**DATA SECTION**
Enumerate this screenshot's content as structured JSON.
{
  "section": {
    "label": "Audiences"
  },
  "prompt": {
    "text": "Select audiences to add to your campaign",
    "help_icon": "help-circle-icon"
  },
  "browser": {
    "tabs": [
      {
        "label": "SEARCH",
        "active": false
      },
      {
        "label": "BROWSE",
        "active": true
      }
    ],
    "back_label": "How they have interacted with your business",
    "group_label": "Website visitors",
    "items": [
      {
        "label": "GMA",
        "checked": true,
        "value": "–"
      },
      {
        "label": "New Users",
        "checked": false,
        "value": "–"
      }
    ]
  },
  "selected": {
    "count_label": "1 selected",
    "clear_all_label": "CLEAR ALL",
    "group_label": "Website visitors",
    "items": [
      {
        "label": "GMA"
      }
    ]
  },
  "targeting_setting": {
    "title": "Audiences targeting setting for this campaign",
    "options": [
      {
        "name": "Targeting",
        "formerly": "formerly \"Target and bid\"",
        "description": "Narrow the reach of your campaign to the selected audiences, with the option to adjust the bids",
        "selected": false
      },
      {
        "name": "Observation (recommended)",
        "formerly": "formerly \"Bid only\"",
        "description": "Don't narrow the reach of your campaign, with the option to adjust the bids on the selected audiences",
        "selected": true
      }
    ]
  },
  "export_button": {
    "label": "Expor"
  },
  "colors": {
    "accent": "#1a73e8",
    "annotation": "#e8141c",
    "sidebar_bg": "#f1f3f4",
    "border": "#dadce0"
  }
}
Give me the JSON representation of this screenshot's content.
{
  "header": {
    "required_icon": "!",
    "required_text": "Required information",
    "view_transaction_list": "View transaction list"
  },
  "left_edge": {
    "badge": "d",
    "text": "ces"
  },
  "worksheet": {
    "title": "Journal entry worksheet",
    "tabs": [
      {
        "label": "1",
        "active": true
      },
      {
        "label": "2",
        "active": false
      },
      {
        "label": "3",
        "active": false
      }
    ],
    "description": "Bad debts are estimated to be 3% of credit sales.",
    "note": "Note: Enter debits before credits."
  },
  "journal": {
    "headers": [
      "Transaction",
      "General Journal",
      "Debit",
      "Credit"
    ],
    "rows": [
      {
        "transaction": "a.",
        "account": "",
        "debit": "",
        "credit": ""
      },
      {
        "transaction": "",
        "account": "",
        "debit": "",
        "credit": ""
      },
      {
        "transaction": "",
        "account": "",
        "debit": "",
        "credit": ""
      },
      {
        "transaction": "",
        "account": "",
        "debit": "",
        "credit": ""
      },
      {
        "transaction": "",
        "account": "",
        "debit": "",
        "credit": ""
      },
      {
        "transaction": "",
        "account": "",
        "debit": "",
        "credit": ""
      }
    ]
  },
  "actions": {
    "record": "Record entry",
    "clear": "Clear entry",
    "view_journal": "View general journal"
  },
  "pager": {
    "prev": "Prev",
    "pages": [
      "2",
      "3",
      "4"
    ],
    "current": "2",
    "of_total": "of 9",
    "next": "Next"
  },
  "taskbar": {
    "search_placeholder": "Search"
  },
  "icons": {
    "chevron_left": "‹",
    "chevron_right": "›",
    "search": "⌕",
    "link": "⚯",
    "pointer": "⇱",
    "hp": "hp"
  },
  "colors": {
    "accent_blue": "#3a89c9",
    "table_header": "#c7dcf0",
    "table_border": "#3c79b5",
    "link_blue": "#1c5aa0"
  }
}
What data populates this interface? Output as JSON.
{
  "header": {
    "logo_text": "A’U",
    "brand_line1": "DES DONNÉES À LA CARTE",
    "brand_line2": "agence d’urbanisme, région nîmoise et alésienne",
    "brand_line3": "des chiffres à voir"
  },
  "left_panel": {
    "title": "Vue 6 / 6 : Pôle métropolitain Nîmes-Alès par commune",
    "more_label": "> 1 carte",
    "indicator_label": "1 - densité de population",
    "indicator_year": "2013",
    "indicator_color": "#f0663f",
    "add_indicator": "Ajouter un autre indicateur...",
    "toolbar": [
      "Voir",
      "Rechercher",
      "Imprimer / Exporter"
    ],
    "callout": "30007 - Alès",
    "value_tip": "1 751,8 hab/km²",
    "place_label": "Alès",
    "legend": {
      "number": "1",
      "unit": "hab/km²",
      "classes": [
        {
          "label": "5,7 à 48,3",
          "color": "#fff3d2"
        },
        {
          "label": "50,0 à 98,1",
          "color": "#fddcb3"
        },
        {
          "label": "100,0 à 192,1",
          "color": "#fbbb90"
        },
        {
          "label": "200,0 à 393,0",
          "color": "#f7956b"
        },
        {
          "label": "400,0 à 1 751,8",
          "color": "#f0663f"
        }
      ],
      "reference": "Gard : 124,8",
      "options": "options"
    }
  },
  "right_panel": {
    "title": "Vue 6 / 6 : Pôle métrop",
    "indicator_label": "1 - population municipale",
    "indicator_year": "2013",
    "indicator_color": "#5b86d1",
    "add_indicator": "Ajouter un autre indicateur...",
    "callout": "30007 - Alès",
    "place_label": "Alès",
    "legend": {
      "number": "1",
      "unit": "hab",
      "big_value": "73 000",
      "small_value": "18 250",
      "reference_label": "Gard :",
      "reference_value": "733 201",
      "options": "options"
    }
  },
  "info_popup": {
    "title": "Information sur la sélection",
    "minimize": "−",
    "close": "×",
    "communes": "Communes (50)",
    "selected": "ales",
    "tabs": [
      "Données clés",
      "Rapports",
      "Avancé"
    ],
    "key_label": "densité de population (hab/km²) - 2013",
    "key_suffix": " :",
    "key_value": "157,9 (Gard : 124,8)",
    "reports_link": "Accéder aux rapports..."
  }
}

**WHAT THIS TASK INVOLVES**
Reproduce all of the data exactly as given.

**TASK RESULT**
Enumerate this screenshot's content as structured JSON.
{
  "section": {
    "label": "Audiences"
  },
  "prompt": {
    "text": "Select audiences to add to your campaign",
    "help_icon": "help-circle-icon"
  },
  "browser": {
    "tabs": [
      {
        "label": "SEARCH",
        "active": false
      },
      {
        "label": "BROWSE",
        "active": true
      }
    ],
    "back_label": "How they have interacted with your business",
    "group_label": "Website visitors",
    "items": [
      {
        "label": "GMA",
        "checked": true,
        "value": "–"
      },
      {
        "label": "New Users",
        "checked": false,
        "value": "–"
      }
    ]
  },
  "selected": {
    "count_label": "1 selected",
    "clear_all_label": "CLEAR ALL",
    "group_label": "Website visitors",
    "items": [
      {
        "label": "GMA"
      }
    ]
  },
  "targeting_setting": {
    "title": "Audiences targeting setting for this campaign",
    "options": [
      {
        "name": "Targeting",
        "formerly": "formerly \"Target and bid\"",
        "description": "Narrow the reach of your campaign to the selected audiences, with the option to adjust the bids",
        "selected": false
      },
      {
        "name": "Observation (recommended)",
        "formerly": "formerly \"Bid only\"",
        "description": "Don't narrow the reach of your campaign, with the option to adjust the bids on the selected audiences",
        "selected": true
      }
    ]
  },
  "export_button": {
    "label": "Expor"
  },
  "colors": {
    "accent": "#1a73e8",
    "annotation": "#e8141c",
    "sidebar_bg": "#f1f3f4",
    "border": "#dadce0"
  }
}
Give me the JSON representation of this screenshot's content.
{
  "header": {
    "required_icon": "!",
    "required_text": "Required information",
    "view_transaction_list": "View transaction list"
  },
  "left_edge": {
    "badge": "d",
    "text": "ces"
  },
  "worksheet": {
    "title": "Journal entry worksheet",
    "tabs": [
      {
        "label": "1",
        "active": true
      },
      {
        "label": "2",
        "active": false
      },
      {
        "label": "3",
        "active": false
      }
    ],
    "description": "Bad debts are estimated to be 3% of credit sales.",
    "note": "Note: Enter debits before credits."
  },
  "journal": {
    "headers": [
      "Transaction",
      "General Journal",
      "Debit",
      "Credit"
    ],
    "rows": [
      {
        "transaction": "a.",
        "account": "",
        "debit": "",
        "credit": ""
      },
      {
        "transaction": "",
        "account": "",
        "debit": "",
        "credit": ""
      },
      {
        "transaction": "",
        "account": "",
        "debit": "",
        "credit": ""
      },
      {
        "transaction": "",
        "account": "",
        "debit": "",
        "credit": ""
      },
      {
        "transaction": "",
        "account": "",
        "debit": "",
        "credit": ""
      },
      {
        "transaction": "",
        "account": "",
        "debit": "",
        "credit": ""
      }
    ]
  },
  "actions": {
    "record": "Record entry",
    "clear": "Clear entry",
    "view_journal": "View general journal"
  },
  "pager": {
    "prev": "Prev",
    "pages": [
      "2",
      "3",
      "4"
    ],
    "current": "2",
    "of_total": "of 9",
    "next": "Next"
  },
  "taskbar": {
    "search_placeholder": "Search"
  },
  "icons": {
    "chevron_left": "‹",
    "chevron_right": "›",
    "search": "⌕",
    "link": "⚯",
    "pointer": "⇱",
    "hp": "hp"
  },
  "colors": {
    "accent_blue": "#3a89c9",
    "table_header": "#c7dcf0",
    "table_border": "#3c79b5",
    "link_blue": "#1c5aa0"
  }
}
What data populates this interface? Output as JSON.
{
  "header": {
    "logo_text": "A’U",
    "brand_line1": "DES DONNÉES À LA CARTE",
    "brand_line2": "agence d’urbanisme, région nîmoise et alésienne",
    "brand_line3": "des chiffres à voir"
  },
  "left_panel": {
    "title": "Vue 6 / 6 : Pôle métropolitain Nîmes-Alès par commune",
    "more_label": "> 1 carte",
    "indicator_label": "1 - densité de population",
    "indicator_year": "2013",
    "indicator_color": "#f0663f",
    "add_indicator": "Ajouter un autre indicateur...",
    "toolbar": [
      "Voir",
      "Rechercher",
      "Imprimer / Exporter"
    ],
    "callout": "30007 - Alès",
    "value_tip": "1 751,8 hab/km²",
    "place_label": "Alès",
    "legend": {
      "number": "1",
      "unit": "hab/km²",
      "classes": [
        {
          "label": "5,7 à 48,3",
          "color": "#fff3d2"
        },
        {
          "label": "50,0 à 98,1",
          "color": "#fddcb3"
        },
        {
          "label": "100,0 à 192,1",
          "color": "#fbbb90"
        },
        {
          "label": "200,0 à 393,0",
          "color": "#f7956b"
        },
        {
          "label": "400,0 à 1 751,8",
          "color": "#f0663f"
        }
      ],
      "reference": "Gard : 124,8",
      "options": "options"
    }
  },
  "right_panel": {
    "title": "Vue 6 / 6 : Pôle métrop",
    "indicator_label": "1 - population municipale",
    "indicator_year": "2013",
    "indicator_color": "#5b86d1",
    "add_indicator": "Ajouter un autre indicateur...",
    "callout": "30007 - Alès",
    "place_label": "Alès",
    "legend": {
      "number": "1",
      "unit": "hab",
      "big_value": "73 000",
      "small_value": "18 250",
      "reference_label": "Gard :",
      "reference_value": "733 201",
      "options": "options"
    }
  },
  "info_popup": {
    "title": "Information sur la sélection",
    "minimize": "−",
    "close": "×",
    "communes": "Communes (50)",
    "selected": "ales",
    "tabs": [
      "Données clés",
      "Rapports",
      "Avancé"
    ],
    "key_label": "densité de population (hab/km²) - 2013",
    "key_suffix": " :",
    "key_value": "157,9 (Gard : 124,8)",
    "reports_link": "Accéder aux rapports..."
  }
}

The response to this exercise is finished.